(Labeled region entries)
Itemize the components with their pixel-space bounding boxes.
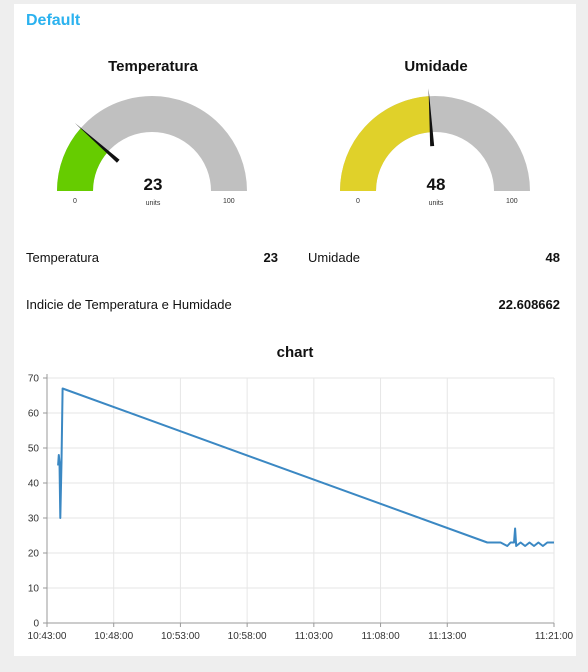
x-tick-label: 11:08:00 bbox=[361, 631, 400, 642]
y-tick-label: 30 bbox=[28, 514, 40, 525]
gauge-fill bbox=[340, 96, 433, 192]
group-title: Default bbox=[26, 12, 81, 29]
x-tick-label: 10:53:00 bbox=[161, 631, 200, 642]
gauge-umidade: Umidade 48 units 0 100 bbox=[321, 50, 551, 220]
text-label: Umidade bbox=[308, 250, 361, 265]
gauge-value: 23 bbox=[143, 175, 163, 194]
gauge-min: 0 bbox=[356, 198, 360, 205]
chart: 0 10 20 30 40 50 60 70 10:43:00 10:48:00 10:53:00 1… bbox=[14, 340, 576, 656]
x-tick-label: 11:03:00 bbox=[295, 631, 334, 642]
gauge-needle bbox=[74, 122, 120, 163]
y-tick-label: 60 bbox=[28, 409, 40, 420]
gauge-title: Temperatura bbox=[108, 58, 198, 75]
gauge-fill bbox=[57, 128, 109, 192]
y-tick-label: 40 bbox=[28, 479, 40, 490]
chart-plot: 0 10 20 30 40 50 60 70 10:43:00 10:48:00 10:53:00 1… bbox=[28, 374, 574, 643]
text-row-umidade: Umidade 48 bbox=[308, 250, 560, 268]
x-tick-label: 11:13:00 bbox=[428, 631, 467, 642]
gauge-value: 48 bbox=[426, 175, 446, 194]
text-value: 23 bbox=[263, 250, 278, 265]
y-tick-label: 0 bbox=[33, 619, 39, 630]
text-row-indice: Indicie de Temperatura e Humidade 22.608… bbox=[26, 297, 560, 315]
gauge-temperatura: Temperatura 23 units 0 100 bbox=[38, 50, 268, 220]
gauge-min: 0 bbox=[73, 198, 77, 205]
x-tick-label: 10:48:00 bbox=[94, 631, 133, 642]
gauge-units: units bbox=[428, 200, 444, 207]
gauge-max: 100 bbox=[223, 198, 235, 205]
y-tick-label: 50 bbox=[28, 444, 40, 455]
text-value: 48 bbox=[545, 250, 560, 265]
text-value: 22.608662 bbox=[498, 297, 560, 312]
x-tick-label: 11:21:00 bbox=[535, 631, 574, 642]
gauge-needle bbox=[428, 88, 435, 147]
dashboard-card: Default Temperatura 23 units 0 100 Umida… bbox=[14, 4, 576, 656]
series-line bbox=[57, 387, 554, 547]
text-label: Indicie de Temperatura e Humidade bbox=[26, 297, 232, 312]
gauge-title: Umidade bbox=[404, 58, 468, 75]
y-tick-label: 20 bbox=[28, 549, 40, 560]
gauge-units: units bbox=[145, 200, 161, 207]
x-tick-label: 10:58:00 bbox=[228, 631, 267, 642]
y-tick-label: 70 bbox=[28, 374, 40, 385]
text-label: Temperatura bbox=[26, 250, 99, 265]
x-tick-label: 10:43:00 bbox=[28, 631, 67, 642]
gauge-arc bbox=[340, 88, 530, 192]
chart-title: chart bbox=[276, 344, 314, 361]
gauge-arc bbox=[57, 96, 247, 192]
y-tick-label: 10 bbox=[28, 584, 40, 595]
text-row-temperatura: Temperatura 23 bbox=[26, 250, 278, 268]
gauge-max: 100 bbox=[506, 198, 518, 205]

TASK INSTRUCTIONS
Rewrite the lines of every entry above as a JSON list of strings, one string per line, with blank lines omitted. Leave the pictures out of the list.

WRITTEN SOLUTION
[
  "Itemize the components with their pixel-space bounding boxes.",
  "x-tick-label: 11:08:00 bbox=[361, 631, 400, 642]",
  "y-tick-label: 30 bbox=[28, 514, 40, 525]",
  "gauge-fill bbox=[340, 96, 433, 192]",
  "group-title: Default bbox=[26, 12, 81, 29]",
  "x-tick-label: 10:53:00 bbox=[161, 631, 200, 642]",
  "gauge-umidade: Umidade 48 units 0 100 bbox=[321, 50, 551, 220]",
  "text-label: Umidade bbox=[308, 250, 361, 265]",
  "gauge-value: 23 bbox=[143, 175, 163, 194]",
  "gauge-min: 0 bbox=[356, 198, 360, 205]",
  "chart: 0 10 20 30 40 50 60 70 10:43:00 10:48:00 10:53:00 1… bbox=[14, 340, 576, 656]",
  "x-tick-label: 11:03:00 bbox=[295, 631, 334, 642]",
  "gauge-needle bbox=[74, 122, 120, 163]",
  "y-tick-label: 60 bbox=[28, 409, 40, 420]",
  "gauge-title: Temperatura bbox=[108, 58, 198, 75]",
  "gauge-fill bbox=[57, 128, 109, 192]",
  "y-tick-label: 40 bbox=[28, 479, 40, 490]",
  "chart-plot: 0 10 20 30 40 50 60 70 10:43:00 10:48:00 10:53:00 1… bbox=[28, 374, 574, 643]",
  "text-row-umidade: Umidade 48 bbox=[308, 250, 560, 268]",
  "x-tick-label: 11:13:00 bbox=[428, 631, 467, 642]",
  "gauge-value: 48 bbox=[426, 175, 446, 194]",
  "text-value: 23 bbox=[263, 250, 278, 265]",
  "y-tick-label: 0 bbox=[33, 619, 39, 630]",
  "text-row-indice: Indicie de Temperatura e Humidade 22.608… bbox=[26, 297, 560, 315]",
  "gauge-temperatura: Temperatura 23 units 0 100 bbox=[38, 50, 268, 220]",
  "gauge-min: 0 bbox=[73, 198, 77, 205]",
  "x-tick-label: 10:48:00 bbox=[94, 631, 133, 642]",
  "gauge-units: units bbox=[428, 200, 444, 207]",
  "gauge-max: 100 bbox=[223, 198, 235, 205]",
  "y-tick-label: 50 bbox=[28, 444, 40, 455]",
  "text-value: 48 bbox=[545, 250, 560, 265]",
  "text-value: 22.608662 bbox=[498, 297, 560, 312]",
  "x-tick-label: 11:21:00 bbox=[535, 631, 574, 642]",
  "gauge-needle bbox=[428, 88, 435, 147]",
  "dashboard-card: Default Temperatura 23 units 0 100 Umida… bbox=[14, 4, 576, 656]",
  "series-line bbox=[57, 387, 554, 547]",
  "text-label: Indicie de Temperatura e Humidade bbox=[26, 297, 232, 312]",
  "gauge-title: Umidade bbox=[404, 58, 468, 75]",
  "y-tick-label: 20 bbox=[28, 549, 40, 560]",
  "gauge-units: units bbox=[145, 200, 161, 207]",
  "x-tick-label: 10:58:00 bbox=[228, 631, 267, 642]",
  "y-tick-label: 70 bbox=[28, 374, 40, 385]",
  "text-label: Temperatura bbox=[26, 250, 99, 265]",
  "x-tick-label: 10:43:00 bbox=[28, 631, 67, 642]",
  "gauge-arc bbox=[340, 88, 530, 192]",
  "chart-title: chart bbox=[276, 344, 314, 361]",
  "gauge-arc bbox=[57, 96, 247, 192]",
  "y-tick-label: 10 bbox=[28, 584, 40, 595]",
  "text-row-temperatura: Temperatura 23 bbox=[26, 250, 278, 268]",
  "gauge-max: 100 bbox=[506, 198, 518, 205]"
]